Task A → In the text about the word "weird" in the 2024 presidential election, who began using the term in reference to Republicans in July?

Text extract →
☆ ☆ ☆ ☆ ☆
Brandon Ambrosino is a writer and visiting assistant teaching professor in the Augustine and Culture Seminar Program at Villanova University, from which he holds a PhD in theology and ethics.
Weird’s the word. In fact, it’s the word of the 2024 United States presidential election. Beginning in July, vice-presidential candidate Tim Walz started to throw around the term in reference to Republicans. “These guys are weird,” he said several times. “Weird” quickly took off. Columnists, journalists, even historians weighed in on the term’s popularity. In an appearance on MSNBC’s Inside Jen Psaki, Mr. Walz was asked how he “settled on that particular description.” Characterizing the leading MAGA players as Bond villains and members of the He-Man Woman Haters Club, Mr. Walz said he just didn’t know how else to describe them.
Plenty of Americans seem to agree with Mr. Walz and hope to banish the weirdness away on election day. Others, however, seem not only to accept the MAGA weirdness, but to embrace it. A sizable part of this latter group are American evangelicals – which is, as many critics have pointed out, weird.
☆ ☆ ☆ ☆ ☆
Data provided →

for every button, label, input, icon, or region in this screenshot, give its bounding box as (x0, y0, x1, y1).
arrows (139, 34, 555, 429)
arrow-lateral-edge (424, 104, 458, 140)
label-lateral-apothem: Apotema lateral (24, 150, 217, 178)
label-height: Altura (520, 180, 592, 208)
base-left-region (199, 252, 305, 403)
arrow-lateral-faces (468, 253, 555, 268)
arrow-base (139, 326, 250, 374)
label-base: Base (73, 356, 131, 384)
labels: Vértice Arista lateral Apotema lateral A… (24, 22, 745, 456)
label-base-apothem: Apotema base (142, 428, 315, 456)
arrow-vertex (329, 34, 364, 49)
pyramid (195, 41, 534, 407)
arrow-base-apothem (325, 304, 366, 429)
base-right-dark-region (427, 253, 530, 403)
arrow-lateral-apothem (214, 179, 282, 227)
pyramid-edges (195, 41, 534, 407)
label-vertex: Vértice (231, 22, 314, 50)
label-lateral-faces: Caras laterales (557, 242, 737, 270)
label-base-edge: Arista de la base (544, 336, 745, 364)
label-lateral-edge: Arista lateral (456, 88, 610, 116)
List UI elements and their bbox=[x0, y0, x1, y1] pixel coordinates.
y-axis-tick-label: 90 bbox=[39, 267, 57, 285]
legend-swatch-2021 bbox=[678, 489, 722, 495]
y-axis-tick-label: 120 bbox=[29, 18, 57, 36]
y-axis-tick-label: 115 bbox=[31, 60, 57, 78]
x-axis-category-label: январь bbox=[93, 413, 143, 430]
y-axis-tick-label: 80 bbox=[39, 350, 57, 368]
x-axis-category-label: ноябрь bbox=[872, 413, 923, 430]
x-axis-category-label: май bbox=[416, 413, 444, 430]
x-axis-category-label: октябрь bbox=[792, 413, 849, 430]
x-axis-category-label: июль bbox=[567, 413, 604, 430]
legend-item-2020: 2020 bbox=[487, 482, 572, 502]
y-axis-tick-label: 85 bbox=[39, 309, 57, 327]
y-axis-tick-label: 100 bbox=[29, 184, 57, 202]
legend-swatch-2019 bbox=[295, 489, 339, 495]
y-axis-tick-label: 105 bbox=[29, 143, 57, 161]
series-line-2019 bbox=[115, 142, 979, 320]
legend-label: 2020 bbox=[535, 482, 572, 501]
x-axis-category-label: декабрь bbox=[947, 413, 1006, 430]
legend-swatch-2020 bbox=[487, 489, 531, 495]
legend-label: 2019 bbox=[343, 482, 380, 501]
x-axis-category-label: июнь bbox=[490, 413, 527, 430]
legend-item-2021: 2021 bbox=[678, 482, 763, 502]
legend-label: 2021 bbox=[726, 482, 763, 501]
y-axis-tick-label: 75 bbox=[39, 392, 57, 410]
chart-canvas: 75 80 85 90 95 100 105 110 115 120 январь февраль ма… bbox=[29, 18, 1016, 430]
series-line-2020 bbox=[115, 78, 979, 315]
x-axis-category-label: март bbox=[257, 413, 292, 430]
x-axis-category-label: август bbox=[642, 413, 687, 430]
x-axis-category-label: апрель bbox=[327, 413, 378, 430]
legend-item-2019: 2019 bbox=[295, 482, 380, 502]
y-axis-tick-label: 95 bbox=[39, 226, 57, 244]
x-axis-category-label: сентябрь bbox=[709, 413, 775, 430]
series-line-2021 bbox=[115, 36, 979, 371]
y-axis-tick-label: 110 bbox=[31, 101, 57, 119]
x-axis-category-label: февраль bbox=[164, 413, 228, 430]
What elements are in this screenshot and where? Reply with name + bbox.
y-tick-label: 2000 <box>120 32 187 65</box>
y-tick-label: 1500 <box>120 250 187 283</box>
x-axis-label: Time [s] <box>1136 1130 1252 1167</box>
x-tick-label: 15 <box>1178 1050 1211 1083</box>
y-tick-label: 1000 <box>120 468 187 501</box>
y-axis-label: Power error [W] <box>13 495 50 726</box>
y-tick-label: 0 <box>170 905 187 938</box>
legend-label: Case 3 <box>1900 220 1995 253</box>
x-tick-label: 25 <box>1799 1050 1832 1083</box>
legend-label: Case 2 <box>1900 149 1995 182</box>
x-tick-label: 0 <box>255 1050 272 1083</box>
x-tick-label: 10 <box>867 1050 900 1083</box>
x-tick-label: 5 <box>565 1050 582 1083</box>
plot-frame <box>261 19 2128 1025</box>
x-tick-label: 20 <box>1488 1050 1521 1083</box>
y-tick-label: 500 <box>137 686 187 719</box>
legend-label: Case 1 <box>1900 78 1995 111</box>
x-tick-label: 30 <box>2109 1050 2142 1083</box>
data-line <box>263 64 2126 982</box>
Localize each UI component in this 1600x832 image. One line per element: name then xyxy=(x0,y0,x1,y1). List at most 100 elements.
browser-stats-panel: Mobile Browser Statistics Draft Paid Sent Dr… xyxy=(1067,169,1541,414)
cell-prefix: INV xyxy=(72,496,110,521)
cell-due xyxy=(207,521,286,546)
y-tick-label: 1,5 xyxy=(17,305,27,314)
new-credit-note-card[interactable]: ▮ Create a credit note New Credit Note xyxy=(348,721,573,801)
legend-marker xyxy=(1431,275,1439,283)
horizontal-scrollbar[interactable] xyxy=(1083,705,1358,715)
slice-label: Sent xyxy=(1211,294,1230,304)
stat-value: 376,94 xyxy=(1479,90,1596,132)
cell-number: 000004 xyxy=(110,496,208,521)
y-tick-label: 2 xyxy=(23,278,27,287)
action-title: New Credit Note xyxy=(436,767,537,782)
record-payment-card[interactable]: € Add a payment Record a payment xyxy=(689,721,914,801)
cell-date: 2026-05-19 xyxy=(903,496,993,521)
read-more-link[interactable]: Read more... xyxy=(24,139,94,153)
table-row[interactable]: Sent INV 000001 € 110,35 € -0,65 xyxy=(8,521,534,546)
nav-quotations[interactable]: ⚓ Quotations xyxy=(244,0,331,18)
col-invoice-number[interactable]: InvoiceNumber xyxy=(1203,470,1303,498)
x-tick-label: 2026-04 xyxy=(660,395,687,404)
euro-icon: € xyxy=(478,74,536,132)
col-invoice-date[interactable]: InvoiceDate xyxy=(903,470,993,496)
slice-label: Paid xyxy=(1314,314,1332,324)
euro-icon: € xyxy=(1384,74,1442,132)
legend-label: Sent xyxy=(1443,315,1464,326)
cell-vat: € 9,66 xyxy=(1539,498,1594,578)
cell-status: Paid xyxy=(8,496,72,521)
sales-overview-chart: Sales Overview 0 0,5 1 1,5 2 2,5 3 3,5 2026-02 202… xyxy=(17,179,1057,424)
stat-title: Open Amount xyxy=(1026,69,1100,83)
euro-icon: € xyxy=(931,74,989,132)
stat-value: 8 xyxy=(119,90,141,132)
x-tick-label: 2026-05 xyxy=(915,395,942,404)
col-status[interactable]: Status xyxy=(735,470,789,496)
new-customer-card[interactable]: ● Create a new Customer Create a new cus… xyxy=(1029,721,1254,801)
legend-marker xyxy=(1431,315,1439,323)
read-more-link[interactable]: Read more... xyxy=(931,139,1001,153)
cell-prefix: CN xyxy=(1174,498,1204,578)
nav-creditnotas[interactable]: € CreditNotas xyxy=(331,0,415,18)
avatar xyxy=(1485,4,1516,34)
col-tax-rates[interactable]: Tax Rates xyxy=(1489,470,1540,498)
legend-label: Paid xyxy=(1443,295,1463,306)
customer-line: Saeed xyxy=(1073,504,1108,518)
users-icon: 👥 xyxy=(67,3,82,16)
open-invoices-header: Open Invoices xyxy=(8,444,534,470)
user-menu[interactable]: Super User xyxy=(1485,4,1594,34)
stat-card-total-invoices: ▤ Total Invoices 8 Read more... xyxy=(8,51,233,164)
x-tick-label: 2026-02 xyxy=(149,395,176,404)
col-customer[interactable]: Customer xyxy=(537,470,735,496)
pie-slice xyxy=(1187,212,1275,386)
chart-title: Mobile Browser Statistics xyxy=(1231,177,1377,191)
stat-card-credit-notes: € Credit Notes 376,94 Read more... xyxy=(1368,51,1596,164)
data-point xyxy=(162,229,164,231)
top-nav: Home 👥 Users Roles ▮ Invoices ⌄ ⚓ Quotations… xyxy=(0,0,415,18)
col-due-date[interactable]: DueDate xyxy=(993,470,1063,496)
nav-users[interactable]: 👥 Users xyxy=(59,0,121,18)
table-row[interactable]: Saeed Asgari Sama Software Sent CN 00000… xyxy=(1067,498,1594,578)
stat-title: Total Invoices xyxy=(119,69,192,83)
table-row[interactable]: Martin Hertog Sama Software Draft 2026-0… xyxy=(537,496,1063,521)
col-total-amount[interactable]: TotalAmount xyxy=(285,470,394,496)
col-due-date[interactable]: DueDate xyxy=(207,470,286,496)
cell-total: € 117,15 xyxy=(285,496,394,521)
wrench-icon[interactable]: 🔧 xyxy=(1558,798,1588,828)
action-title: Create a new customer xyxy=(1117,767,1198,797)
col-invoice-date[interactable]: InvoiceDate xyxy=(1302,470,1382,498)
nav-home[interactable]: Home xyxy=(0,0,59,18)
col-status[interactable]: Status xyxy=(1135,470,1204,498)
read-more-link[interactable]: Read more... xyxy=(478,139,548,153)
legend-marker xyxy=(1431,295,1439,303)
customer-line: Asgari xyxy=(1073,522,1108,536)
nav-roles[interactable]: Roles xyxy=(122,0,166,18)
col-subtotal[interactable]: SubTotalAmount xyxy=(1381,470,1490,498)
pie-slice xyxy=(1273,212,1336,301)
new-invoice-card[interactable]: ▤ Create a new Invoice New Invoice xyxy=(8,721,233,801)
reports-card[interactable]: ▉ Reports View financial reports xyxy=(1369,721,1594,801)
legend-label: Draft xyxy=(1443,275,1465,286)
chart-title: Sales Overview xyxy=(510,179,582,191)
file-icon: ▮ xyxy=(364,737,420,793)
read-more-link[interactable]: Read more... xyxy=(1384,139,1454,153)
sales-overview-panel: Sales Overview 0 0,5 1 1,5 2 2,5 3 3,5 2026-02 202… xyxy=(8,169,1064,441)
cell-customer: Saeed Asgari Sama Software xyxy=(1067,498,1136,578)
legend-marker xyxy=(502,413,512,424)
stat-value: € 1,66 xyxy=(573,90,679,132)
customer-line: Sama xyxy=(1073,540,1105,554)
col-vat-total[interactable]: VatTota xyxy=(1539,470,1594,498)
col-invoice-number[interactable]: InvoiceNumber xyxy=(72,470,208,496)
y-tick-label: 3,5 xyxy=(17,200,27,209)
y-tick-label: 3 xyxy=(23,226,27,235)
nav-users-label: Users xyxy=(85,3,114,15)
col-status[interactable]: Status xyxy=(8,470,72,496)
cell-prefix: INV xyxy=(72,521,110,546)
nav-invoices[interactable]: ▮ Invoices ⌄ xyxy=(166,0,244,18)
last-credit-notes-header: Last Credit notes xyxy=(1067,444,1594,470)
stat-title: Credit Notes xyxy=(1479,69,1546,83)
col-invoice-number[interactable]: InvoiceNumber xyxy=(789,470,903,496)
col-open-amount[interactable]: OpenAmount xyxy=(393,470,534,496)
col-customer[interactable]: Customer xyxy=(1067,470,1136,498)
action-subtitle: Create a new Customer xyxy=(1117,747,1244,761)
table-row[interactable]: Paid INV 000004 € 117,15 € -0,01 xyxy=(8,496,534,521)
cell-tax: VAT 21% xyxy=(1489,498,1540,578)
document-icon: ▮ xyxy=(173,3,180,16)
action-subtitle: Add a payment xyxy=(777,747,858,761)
☆ ☆ ☆ ☆ ☆
Task B → How many lines of the records contain the string "subtitle"? Reply with the number alone.

Answer A → Vice-presidential candidate Tim Walz.

Answer B → 2